Quote the lines below exactly, from the one that holds "Give me a plain-text" through the final line of the records, and only those.

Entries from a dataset
↓

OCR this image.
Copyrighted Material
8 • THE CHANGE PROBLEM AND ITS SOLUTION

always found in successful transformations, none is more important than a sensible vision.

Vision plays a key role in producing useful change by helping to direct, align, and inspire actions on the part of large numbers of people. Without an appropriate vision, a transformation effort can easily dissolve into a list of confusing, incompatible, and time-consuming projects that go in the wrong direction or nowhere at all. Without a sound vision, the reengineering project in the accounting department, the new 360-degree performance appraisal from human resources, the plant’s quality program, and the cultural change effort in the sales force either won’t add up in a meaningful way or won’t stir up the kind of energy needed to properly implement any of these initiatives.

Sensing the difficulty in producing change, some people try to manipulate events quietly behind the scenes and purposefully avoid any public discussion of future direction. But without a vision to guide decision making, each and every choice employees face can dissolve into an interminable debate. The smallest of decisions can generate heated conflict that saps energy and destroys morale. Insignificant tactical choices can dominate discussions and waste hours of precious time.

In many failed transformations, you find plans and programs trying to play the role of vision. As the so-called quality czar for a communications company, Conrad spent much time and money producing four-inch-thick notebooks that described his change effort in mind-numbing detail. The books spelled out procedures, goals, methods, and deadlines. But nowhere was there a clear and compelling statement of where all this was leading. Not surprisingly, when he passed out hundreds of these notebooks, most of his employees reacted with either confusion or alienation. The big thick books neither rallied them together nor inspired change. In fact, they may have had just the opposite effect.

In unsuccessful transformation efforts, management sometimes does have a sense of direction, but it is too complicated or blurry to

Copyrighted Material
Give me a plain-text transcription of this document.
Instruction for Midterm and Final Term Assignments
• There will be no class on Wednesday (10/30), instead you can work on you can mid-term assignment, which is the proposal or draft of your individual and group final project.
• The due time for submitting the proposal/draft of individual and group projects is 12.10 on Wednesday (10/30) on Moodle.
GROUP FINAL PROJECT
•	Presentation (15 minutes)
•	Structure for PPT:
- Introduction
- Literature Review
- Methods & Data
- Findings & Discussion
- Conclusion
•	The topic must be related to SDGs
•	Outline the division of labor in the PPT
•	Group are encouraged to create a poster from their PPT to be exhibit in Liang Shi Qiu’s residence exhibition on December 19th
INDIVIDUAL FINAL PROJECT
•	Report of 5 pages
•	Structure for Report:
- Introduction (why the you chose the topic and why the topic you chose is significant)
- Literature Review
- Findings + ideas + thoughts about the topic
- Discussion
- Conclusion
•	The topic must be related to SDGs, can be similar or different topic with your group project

↑

* [Exercise answer]:
Give me a plain-text transcription of this document.
Instruction for Midterm and Final Term Assignments
• There will be no class on Wednesday (10/30), instead you can work on you can mid-term assignment, which is the proposal or draft of your individual and group final project.
• The due time for submitting the proposal/draft of individual and group projects is 12.10 on Wednesday (10/30) on Moodle.
GROUP FINAL PROJECT
•	Presentation (15 minutes)
•	Structure for PPT:
- Introduction
- Literature Review
- Methods & Data
- Findings & Discussion
- Conclusion
•	The topic must be related to SDGs
•	Outline the division of labor in the PPT
•	Group are encouraged to create a poster from their PPT to be exhibit in Liang Shi Qiu’s residence exhibition on December 19th
INDIVIDUAL FINAL PROJECT
•	Report of 5 pages
•	Structure for Report:
- Introduction (why the you chose the topic and why the topic you chose is significant)
- Literature Review
- Findings + ideas + thoughts about the topic
- Discussion
- Conclusion
•	The topic must be related to SDGs, can be similar or different topic with your group project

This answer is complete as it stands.